The most innovative projects in the country to support people with disabilities actually arise from common sense. All people need relationships with family, friends and extended community to be productive, engaged, and live safely in their homes and communities. How do we support this engagement in a service system that has incentivized payment for services and supports?
In 2009, the Georgia Council on Developmental Disabilities launched a statewide community organizing initiative called Real Communities, in order to support community-based projects that intentionally bring with and without disabilities together to create sustainable change. We wanted to learn more about the conditions that encourage all members of a community to contribute and meaningfully participate in civic and community life while enhancing their social connections through collaboration. By connecting people with disabilities to other members of their communities with common interests, we seek to build more avenues to natural supports and relationships outside of disability and other human services.
Our approach centers around people who live at the intersection of multiple marginalized identities, whether they have a disability or they are a person of color, LGBTQ, poor, an immigrant, a refugee, or have experienced homelessness or incarceration. We are finding ways to build solidarity and reciprocity across and among identity lines and become better allies with others working to overcome various injustices of social exclusion. Each community works on issues of importance to them and we have supported groups to work on issues as diverse as food justice, mass incarceration, the death penalty, family support for immigrant parents, neighborhood-based relationship building and connection projects, community based transportation in a rural area, and TimeBanks. To us, the “who” is more important than the “what.” We push groups to regularly ask themselves, “who is missing?” and “How do we reach out and engage more and more people?”

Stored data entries
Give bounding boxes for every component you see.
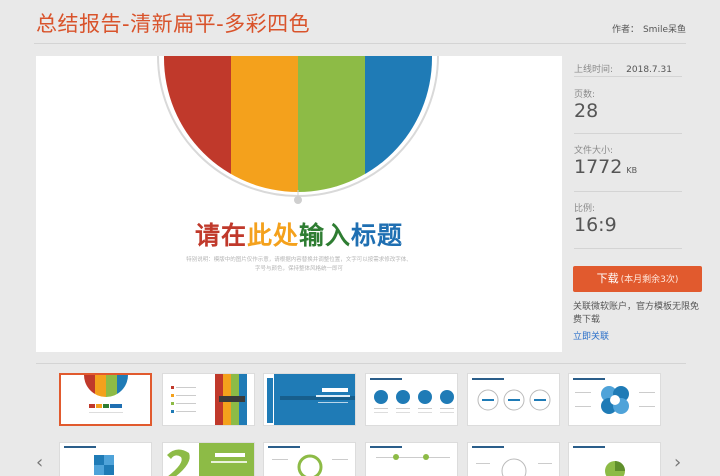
meta-divider — [574, 76, 682, 77]
thumbnails-next-arrow[interactable]: › — [674, 452, 681, 473]
slide-title-part2: 此处 — [246, 221, 299, 250]
thumbnail-slide-4[interactable] — [365, 373, 458, 426]
ring-dot — [294, 196, 302, 204]
slide-title-part1: 请在 — [194, 221, 247, 250]
slide-title: 请在此处输入标题 — [36, 216, 562, 252]
semi-bar-red — [164, 56, 231, 192]
author-label: 作者： — [611, 25, 639, 35]
file-size: 文件大小: 1772 KB — [574, 143, 684, 178]
download-button[interactable]: 下载 (本月剩余3次) — [573, 266, 702, 292]
thumbnail-slide-7[interactable] — [59, 442, 152, 476]
aspect-ratio-label: 比例: — [574, 204, 596, 214]
template-title: 总结报告-清新扁平-多彩四色 — [36, 12, 311, 36]
link-account-link[interactable]: 立即关联 — [573, 329, 609, 342]
file-size-value: 1772 — [574, 156, 623, 178]
online-date: 上线时间: 2018.7.31 — [574, 57, 684, 76]
thumbnail-slide-5[interactable] — [467, 373, 560, 426]
thumbnail-slide-1[interactable] — [59, 373, 152, 426]
slide-title-part3: 输入 — [299, 221, 352, 250]
thumbnail-slide-10[interactable] — [365, 442, 458, 476]
slide-preview[interactable]: 请在此处输入标题 特别说明：模版中的图片仅作示意，请根据内容替换并调整位置，文字… — [36, 56, 562, 352]
slide-graphic — [157, 56, 439, 204]
thumbnail-slide-3[interactable] — [263, 373, 356, 426]
file-size-unit: KB — [626, 166, 638, 175]
aspect-ratio: 比例: 16:9 — [574, 201, 684, 236]
thumbnail-slide-2[interactable] — [162, 373, 255, 426]
thumbnail-divider — [36, 363, 686, 364]
page-count-value: 28 — [574, 100, 599, 122]
thumbnail-slide-11[interactable] — [467, 442, 560, 476]
thumbnail-slide-9[interactable] — [263, 442, 356, 476]
author-info: 作者： Smile呆鱼 — [608, 22, 686, 35]
semi-bar-green — [298, 56, 365, 192]
online-date-label: 上线时间: — [574, 65, 614, 75]
meta-divider — [574, 133, 682, 134]
author-name[interactable]: Smile呆鱼 — [643, 25, 686, 35]
meta-divider — [574, 191, 682, 192]
slide-title-part4: 标题 — [351, 221, 404, 250]
download-remaining: (本月剩余3次) — [620, 275, 679, 285]
semi-bar-blue — [365, 56, 432, 192]
page-count-label: 页数: — [574, 90, 596, 100]
thumbnail-slide-12[interactable] — [568, 442, 661, 476]
header-divider — [34, 43, 686, 44]
page-count: 页数: 28 — [574, 87, 684, 122]
slide-subtitle: 特别说明：模版中的图片仅作示意，请根据内容替换并调整位置，文字可以按需求修改字体… — [186, 257, 412, 272]
account-note: 关联微软账户，官方模板无限免费下载 — [573, 302, 700, 325]
thumbnail-slide-8[interactable] — [162, 442, 255, 476]
semi-bar-orange — [231, 56, 298, 192]
thumbnail-slide-6[interactable] — [568, 373, 661, 426]
online-date-value: 2018.7.31 — [626, 65, 672, 75]
thumbnails-prev-arrow[interactable]: ‹ — [36, 452, 43, 473]
aspect-ratio-value: 16:9 — [574, 214, 617, 236]
meta-divider — [574, 248, 682, 249]
download-label: 下载 — [596, 272, 619, 285]
file-size-label: 文件大小: — [574, 146, 614, 156]
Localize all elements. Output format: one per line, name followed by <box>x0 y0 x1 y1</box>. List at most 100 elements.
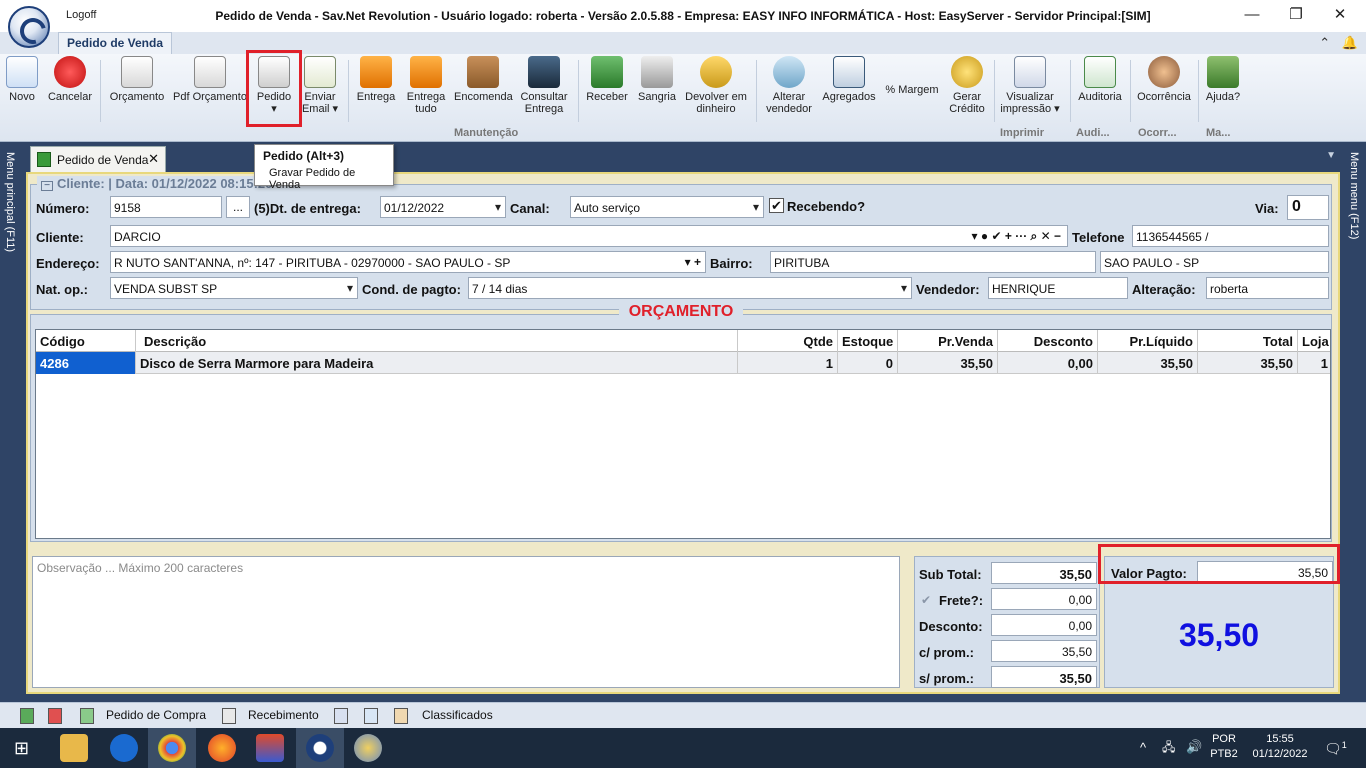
col-header-descricao[interactable]: Descrição <box>136 330 738 352</box>
observacao-textarea[interactable]: Observação ... Máximo 200 caracteres <box>32 556 900 688</box>
margem-button[interactable]: % Margem <box>884 84 940 96</box>
maximize-button[interactable]: ❐ <box>1274 4 1318 28</box>
tray-chevron-icon[interactable]: ^ <box>1140 740 1146 755</box>
cidade-input[interactable]: SAO PAULO - SP <box>1100 251 1329 273</box>
teamviewer-icon[interactable] <box>110 734 138 762</box>
volume-icon[interactable]: 🔊 <box>1186 739 1202 754</box>
notification-icon[interactable]: 🗨1 <box>1324 738 1347 757</box>
menu-principal-sidebar[interactable]: Menu principal (F11) <box>0 142 22 702</box>
via-input[interactable]: 0 <box>1287 195 1329 220</box>
pedido-compra-link[interactable]: Pedido de Compra <box>106 708 206 722</box>
recebimento-icon[interactable] <box>222 708 236 724</box>
col-header-codigo[interactable]: Código <box>36 330 136 352</box>
network-icon[interactable]: 🖧 <box>1162 740 1175 755</box>
agregados-button[interactable]: Agregados <box>820 56 878 103</box>
doc-tab-pedido-de-venda[interactable]: Pedido de Venda ✕ <box>30 146 166 172</box>
orcamento-button[interactable]: Orçamento <box>108 56 166 103</box>
file-explorer-icon[interactable] <box>60 734 88 762</box>
col-header-estoque[interactable]: Estoque <box>838 330 898 352</box>
auditoria-button[interactable]: Auditoria <box>1074 56 1126 103</box>
cancelar-button[interactable]: Cancelar <box>46 56 94 103</box>
col-header-total[interactable]: Total <box>1198 330 1298 352</box>
close-window-button[interactable]: ✕ <box>1318 4 1362 28</box>
items-grid[interactable]: Código Descrição Qtde Estoque Pr.Venda D… <box>35 329 1331 539</box>
natop-select[interactable]: VENDA SUBST SP <box>110 277 358 299</box>
windows-start-icon[interactable]: ⊞ <box>14 738 29 759</box>
cond-pagto-select[interactable]: 7 / 14 dias <box>468 277 912 299</box>
receber-button[interactable]: Receber <box>584 56 630 103</box>
alteracao-input[interactable]: roberta <box>1206 277 1329 299</box>
numero-input[interactable]: 9158 <box>110 196 222 218</box>
consultar-entrega-button[interactable]: Consultar Entrega <box>518 56 570 115</box>
pedido-green-icon[interactable] <box>20 708 34 724</box>
clock[interactable]: 15:55 01/12/2022 <box>1244 732 1316 762</box>
cell-qtde[interactable]: 1 <box>738 352 838 374</box>
endereco-input[interactable]: R NUTO SANT'ANNA, nº: 147 - PIRITUBA - 0… <box>110 251 706 273</box>
ccleaner-icon[interactable] <box>256 734 284 762</box>
visualizar-impressao-button[interactable]: Visualizar impressão ▾ <box>998 56 1062 115</box>
ocorrencia-button[interactable]: Ocorrência <box>1134 56 1194 103</box>
alterar-vendedor-button[interactable]: Alterar vendedor <box>762 56 816 115</box>
product-plus-icon[interactable] <box>364 708 378 724</box>
app-logo-icon[interactable] <box>8 6 50 48</box>
recebendo-checkbox[interactable]: ✔ <box>769 198 784 213</box>
novo-button[interactable]: Novo <box>6 56 38 103</box>
encomenda-button[interactable]: Encomenda <box>454 56 513 103</box>
cliente-input[interactable]: DARCIO ▾ ● ✔ + ··· ⌕ ✕ − <box>110 225 1068 247</box>
classificados-icon[interactable] <box>394 708 408 724</box>
devolver-dinheiro-button[interactable]: Devolver em dinheiro <box>684 56 748 115</box>
language-indicator[interactable]: POR PTB2 <box>1208 732 1240 762</box>
col-header-pr-liquido[interactable]: Pr.Líquido <box>1098 330 1198 352</box>
tab-pedido-de-venda[interactable]: Pedido de Venda <box>58 32 172 54</box>
menu-menu-sidebar[interactable]: Menu menu (F12) <box>1344 142 1366 702</box>
collapse-icon[interactable]: − <box>41 181 53 191</box>
canal-select[interactable]: Auto serviço <box>570 196 764 218</box>
col-header-qtde[interactable]: Qtde <box>738 330 838 352</box>
frete-checkbox[interactable]: ✔ <box>921 593 931 607</box>
cell-loja[interactable]: 1 <box>1298 352 1332 374</box>
col-header-loja[interactable]: Loja <box>1298 330 1332 352</box>
recebimento-link[interactable]: Recebimento <box>248 708 319 722</box>
pdf-orcamento-button[interactable]: Pdf Orçamento <box>172 56 248 103</box>
sangria-button[interactable]: Sangria <box>634 56 680 103</box>
envelope-icon <box>304 56 336 88</box>
cell-estoque[interactable]: 0 <box>838 352 898 374</box>
cell-total[interactable]: 35,50 <box>1198 352 1298 374</box>
desconto-input[interactable]: 0,00 <box>991 614 1097 636</box>
pedido-red-icon[interactable] <box>48 708 62 724</box>
report-icon[interactable] <box>334 708 348 724</box>
bell-icon[interactable]: 🔔 <box>1342 35 1358 50</box>
cash-register-icon <box>641 56 673 88</box>
pedido-compra-icon[interactable] <box>80 708 94 724</box>
firefox-icon[interactable] <box>208 734 236 762</box>
cell-desconto[interactable]: 0,00 <box>998 352 1098 374</box>
table-row[interactable]: 4286 Disco de Serra Marmore para Madeira… <box>36 352 1330 374</box>
collapse-ribbon-icon[interactable]: ⌃ <box>1319 35 1330 50</box>
savnet-taskbar-icon[interactable] <box>306 734 334 762</box>
cell-descricao[interactable]: Disco de Serra Marmore para Madeira <box>136 352 738 374</box>
cell-pr-venda[interactable]: 35,50 <box>898 352 998 374</box>
entrega-tudo-button[interactable]: Entrega tudo <box>404 56 448 115</box>
col-header-desconto[interactable]: Desconto <box>998 330 1098 352</box>
ajuda-button[interactable]: Ajuda? <box>1202 56 1244 103</box>
bairro-input[interactable]: PIRITUBA <box>770 251 1096 273</box>
vendedor-input[interactable]: HENRIQUE <box>988 277 1128 299</box>
telefone-input[interactable]: 1136544565 / <box>1132 225 1329 247</box>
tab-list-chevron-icon[interactable]: ▼ <box>1326 150 1336 161</box>
cell-pr-liquido[interactable]: 35,50 <box>1098 352 1198 374</box>
enviar-email-button[interactable]: Enviar Email ▾ <box>300 56 340 115</box>
frete-input[interactable]: 0,00 <box>991 588 1097 610</box>
close-tab-icon[interactable]: ✕ <box>148 151 159 167</box>
chrome-icon[interactable] <box>158 734 186 762</box>
endereco-tools-icons[interactable]: ▾ + <box>685 255 701 269</box>
classificados-link[interactable]: Classificados <box>422 708 493 722</box>
paint-icon[interactable] <box>354 734 382 762</box>
cell-codigo[interactable]: 4286 <box>36 352 136 374</box>
numero-lookup-button[interactable]: ... <box>226 196 250 218</box>
cliente-tools-icons[interactable]: ▾ ● ✔ + ··· ⌕ ✕ − <box>972 229 1061 244</box>
minimize-button[interactable]: — <box>1230 4 1274 28</box>
dt-entrega-picker[interactable]: 01/12/2022 <box>380 196 506 218</box>
gerar-credito-button[interactable]: Gerar Crédito <box>944 56 990 115</box>
entrega-button[interactable]: Entrega <box>354 56 398 103</box>
col-header-pr-venda[interactable]: Pr.Venda <box>898 330 998 352</box>
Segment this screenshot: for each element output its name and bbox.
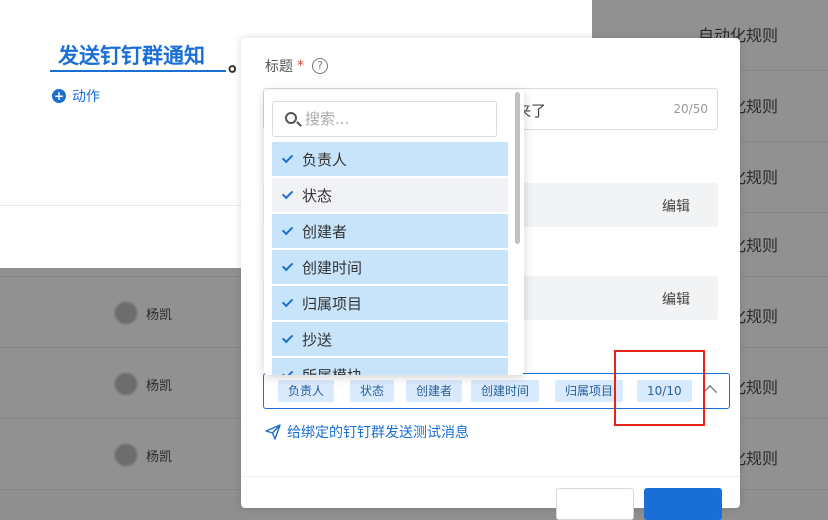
selected-field-tag[interactable]: 创建者 (406, 380, 463, 402)
row-user: 杨凯 (114, 301, 172, 325)
highlight-annotation (614, 350, 705, 426)
send-test-label: 给绑定的钉钉群发送测试消息 (287, 425, 469, 441)
check-icon (281, 151, 294, 164)
dropdown-scrollbar[interactable] (515, 92, 520, 244)
user-name: 杨凯 (146, 378, 173, 394)
option-label: 创建者 (302, 222, 348, 241)
user-name: 杨凯 (146, 307, 173, 323)
search-icon (285, 112, 297, 124)
option-label: 抄送 (302, 330, 333, 349)
send-test-message-link[interactable]: 给绑定的钉钉群发送测试消息 (265, 422, 469, 442)
avatar (114, 301, 138, 325)
cancel-button[interactable] (556, 488, 634, 520)
option-label: 状态 (302, 186, 333, 205)
avatar (114, 443, 138, 467)
dropdown-option[interactable]: 所属模块 (272, 358, 508, 375)
dropdown-option[interactable]: 负责人 (272, 142, 508, 176)
edit-button[interactable]: 编辑 (662, 289, 690, 309)
check-icon (281, 259, 294, 272)
check-icon (281, 331, 294, 344)
dropdown-option[interactable]: 创建时间 (272, 250, 508, 284)
option-label: 负责人 (302, 150, 348, 169)
row-user: 杨凯 (114, 443, 172, 467)
selected-field-tag[interactable]: 状态 (350, 380, 395, 402)
search-input[interactable] (305, 108, 490, 130)
user-name: 杨凯 (146, 449, 173, 465)
check-icon (281, 187, 294, 200)
check-icon (281, 295, 294, 308)
title-underline (50, 70, 226, 72)
search-field (272, 101, 497, 137)
field-dropdown: 负责人 状态 创建者 创建时间 归属项目 抄送 所属模块 (264, 90, 524, 375)
footer-divider (241, 476, 740, 477)
selected-field-tag[interactable]: 负责人 (278, 380, 335, 402)
dropdown-option[interactable]: 归属项目 (272, 286, 508, 320)
help-icon[interactable]: ? (312, 58, 328, 74)
required-mark: * (297, 58, 304, 74)
dropdown-option[interactable]: 抄送 (272, 322, 508, 356)
selected-field-tag[interactable]: 创建时间 (471, 380, 540, 402)
check-icon (281, 367, 294, 375)
title-label: 标题 (265, 59, 293, 75)
option-label: 归属项目 (302, 294, 363, 313)
paper-plane-icon (265, 424, 281, 440)
add-action-label: 动作 (72, 89, 100, 105)
dropdown-option[interactable]: 创建者 (272, 214, 508, 248)
dropdown-option[interactable]: 状态 (272, 178, 508, 212)
add-action-button[interactable]: + 动作 (52, 86, 100, 106)
edit-button[interactable]: 编辑 (662, 196, 690, 216)
chevron-up-icon[interactable] (702, 385, 718, 400)
option-label: 创建时间 (302, 258, 363, 277)
confirm-button[interactable] (644, 488, 722, 520)
automation-title[interactable]: 发送钉钉群通知 (58, 40, 205, 70)
title-char-counter: 20/50 (673, 102, 708, 116)
avatar (114, 372, 138, 396)
row-user: 杨凯 (114, 372, 172, 396)
plus-icon: + (52, 89, 66, 103)
selected-field-tag[interactable]: 归属项目 (555, 380, 624, 402)
title-field-label: 标题 * ? (265, 56, 328, 76)
option-label: 所属模块 (302, 365, 362, 376)
check-icon (281, 223, 294, 236)
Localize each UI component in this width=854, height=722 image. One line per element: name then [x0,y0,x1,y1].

> _Written request 1_: For the passage on the Real Communities initiative, decide whether each statement agrees with it, answering yes or no and quoting the words that settle it: (a) the initiative began in 2009; (b) the passage ranks the "what" above the "who"; (c) groups have been supported to work on TimeBanks.
> _Written request 2_: Summarize the passage on the Real Communities initiative in two sentences.
> _Written request 3_: Proceed with the passage on the Real Communities initiative, picking up right after its final sentence.

> _Answer 1_:
(a) Yes: "In 2009, the Georgia Council on Developmental Disabilities launched a statewide community organizing initiative called Real Communities"
(b) No: "To us, the “who” is more important than the “what.”"
(c) Yes: "we have supported groups to work on issues as diverse as food justice, mass incarceration, the death penalty, family support for immigrant parents, neighborhood-based relationship building and connection projects, community based transportation in a rural area, and TimeBanks"

> _Answer 2_: In 2009 the Georgia Council on Developmental Disabilities launched Real Communities, a statewide community organizing initiative that brings people with and without disabilities together to build social connections and natural supports outside of disability and other human services. Centered on people with multiple marginalized identities, it supports groups working on issues that matter to them, from food justice to TimeBanks, and pushes them to keep asking "who is missing?"

> _Answer 3_:
When I speak to others about my work, they are often baffled as to why a disability organization would invest significant personnel and financial resources in a community organizing initiative that by design does not primarily focus on disability. Over the past 25 years, there have been many policy changes that have significantly impacted the lives of people with disabilities and their families. Policies such as the Americans with Disabilities Act and legal decisions such as Olmstead, and the improvement and development of disability services intended to be integrated and person centered, have made undeniable changes to the lives of many people with disabilities. Despite these important advances and shifts in policies and services, the majority of people with disabilities are still overwhelmingly isolated and segregated from their non-disabled peers and neighbors, while navigating high levels of unemployment and poverty.
A few years ago, I attended a workshop presented by the Starfire Council. They introduced me to Jack Pealer’s 51 People. This was a simple research project done in the early 90s where Jack interviewed 51 people with disabilities and asked them one question: “Who is in your life?” Out of the 51 people with disabilities that he asked, people reported that they had an average of 7.76 family members, 68 other people with disabilities, 2.41 friends, 2.75 other citizens like church members or neighbors, and 24.39 human service professionals. Nine of the 51 people Jack interviewed reported they only had paid service professionals and other people with disabilities engaged in their lives. This confirms what I believe to be a huge unintended consequence of a long-term investment in building up specialized human services for people with disabilities without investing in or leveraging the many resources that exist in every community space. Social isolation is one of the biggest threats marginalized folks face. When we have friends and are seen for our gifts, talents and abilities, we are happier and healthier. This is especially true in terms of employment, for the relationships we have with people who acknowledge our gifts can lead us to secure and meaningful employment. Neighborhoods in which people know one another are consistently shown to be safer to live in. Human beings crave connections. When we isolate people, even with the best of intentions, we deny people access to the kinds of lives that we all need in order to thrive.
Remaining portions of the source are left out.